→ **Transcribed page data**:
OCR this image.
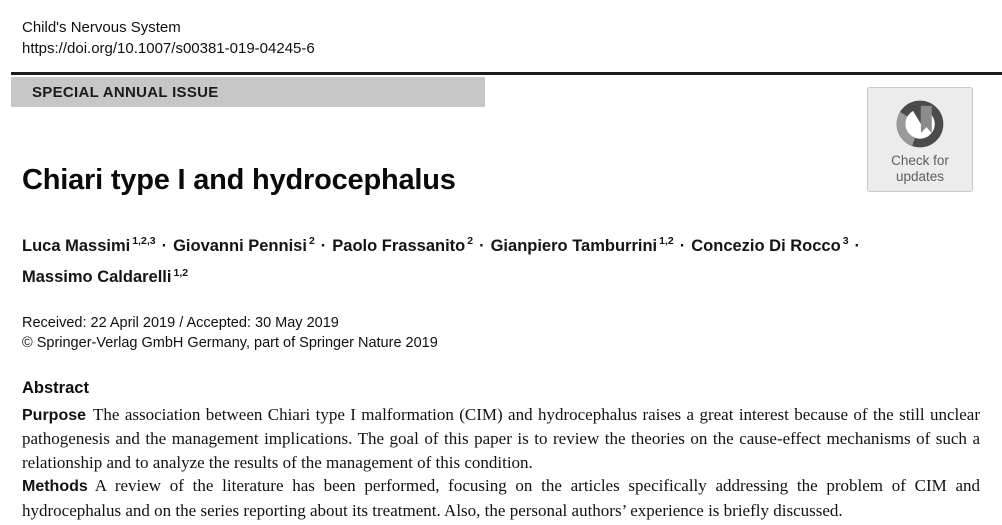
Child's Nervous System
https://doi.org/10.1007/s00381-019-04245-6
SPECIAL ANNUAL ISSUE
Check for
updates
Chiari type I and hydrocephalus
Luca Massimi $^{1,2,3}$ · Giovanni Pennisi $^2$ · Paolo Frassanito $^2$ · Gianpiero Tamburrini $^{1,2}$ · Concezio Di Rocco $^3$ ·
Massimo Caldarelli $^{1,2}$
Received: 22 April 2019 / Accepted: 30 May 2019
© Springer-Verlag GmbH Germany, part of Springer Nature 2019
Abstract

Purpose The association between Chiari type I malformation (CIM) and hydrocephalus raises a great interest because of the still unclear pathogenesis and the management implications. The goal of this paper is to review the theories on the cause-effect mechanisms of such a relationship and to analyze the results of the management of this condition.

Methods A review of the literature has been performed, focusing on the articles specifically addressing the problem of CIM and hydrocephalus and on the series reporting about its treatment. Also, the personal authors’ experience is briefly discussed.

→ **Work to be completed**: The answer must consist of the entries above, reproduced word for word, without any pictures.

→ **Answer section**:
OCR this image.
Child's Nervous System
https://doi.org/10.1007/s00381-019-04245-6
SPECIAL ANNUAL ISSUE
Check for
updates
Chiari type I and hydrocephalus
Luca Massimi $^{1,2,3}$ · Giovanni Pennisi $^2$ · Paolo Frassanito $^2$ · Gianpiero Tamburrini $^{1,2}$ · Concezio Di Rocco $^3$ ·
Massimo Caldarelli $^{1,2}$
Received: 22 April 2019 / Accepted: 30 May 2019
© Springer-Verlag GmbH Germany, part of Springer Nature 2019
Abstract

Purpose The association between Chiari type I malformation (CIM) and hydrocephalus raises a great interest because of the still unclear pathogenesis and the management implications. The goal of this paper is to review the theories on the cause-effect mechanisms of such a relationship and to analyze the results of the management of this condition.

Methods A review of the literature has been performed, focusing on the articles specifically addressing the problem of CIM and hydrocephalus and on the series reporting about its treatment. Also, the personal authors’ experience is briefly discussed.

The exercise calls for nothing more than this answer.